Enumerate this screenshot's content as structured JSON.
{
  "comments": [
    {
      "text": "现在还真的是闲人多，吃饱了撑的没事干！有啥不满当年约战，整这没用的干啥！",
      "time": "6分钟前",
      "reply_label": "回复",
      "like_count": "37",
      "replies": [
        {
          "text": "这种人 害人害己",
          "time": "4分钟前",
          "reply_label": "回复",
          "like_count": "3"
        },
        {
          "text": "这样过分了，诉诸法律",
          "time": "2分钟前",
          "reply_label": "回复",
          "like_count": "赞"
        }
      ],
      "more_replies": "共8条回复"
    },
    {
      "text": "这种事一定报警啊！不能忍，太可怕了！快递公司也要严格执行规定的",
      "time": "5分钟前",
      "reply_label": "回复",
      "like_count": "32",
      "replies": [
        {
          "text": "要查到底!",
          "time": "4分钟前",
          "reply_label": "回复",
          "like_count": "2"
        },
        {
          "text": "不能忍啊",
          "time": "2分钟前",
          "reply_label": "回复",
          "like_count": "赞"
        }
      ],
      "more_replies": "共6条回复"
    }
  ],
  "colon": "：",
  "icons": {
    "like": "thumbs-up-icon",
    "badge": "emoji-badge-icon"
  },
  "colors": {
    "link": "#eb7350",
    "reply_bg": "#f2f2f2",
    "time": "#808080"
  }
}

^^^^^^^^

Faithfully reproduce all of the records, character for character.

Enumerate this screenshot's content as structured JSON.
{
  "comments": [
    {
      "text": "现在还真的是闲人多，吃饱了撑的没事干！有啥不满当年约战，整这没用的干啥！",
      "time": "6分钟前",
      "reply_label": "回复",
      "like_count": "37",
      "replies": [
        {
          "text": "这种人 害人害己",
          "time": "4分钟前",
          "reply_label": "回复",
          "like_count": "3"
        },
        {
          "text": "这样过分了，诉诸法律",
          "time": "2分钟前",
          "reply_label": "回复",
          "like_count": "赞"
        }
      ],
      "more_replies": "共8条回复"
    },
    {
      "text": "这种事一定报警啊！不能忍，太可怕了！快递公司也要严格执行规定的",
      "time": "5分钟前",
      "reply_label": "回复",
      "like_count": "32",
      "replies": [
        {
          "text": "要查到底!",
          "time": "4分钟前",
          "reply_label": "回复",
          "like_count": "2"
        },
        {
          "text": "不能忍啊",
          "time": "2分钟前",
          "reply_label": "回复",
          "like_count": "赞"
        }
      ],
      "more_replies": "共6条回复"
    }
  ],
  "colon": "：",
  "icons": {
    "like": "thumbs-up-icon",
    "badge": "emoji-badge-icon"
  },
  "colors": {
    "link": "#eb7350",
    "reply_bg": "#f2f2f2",
    "time": "#808080"
  }
}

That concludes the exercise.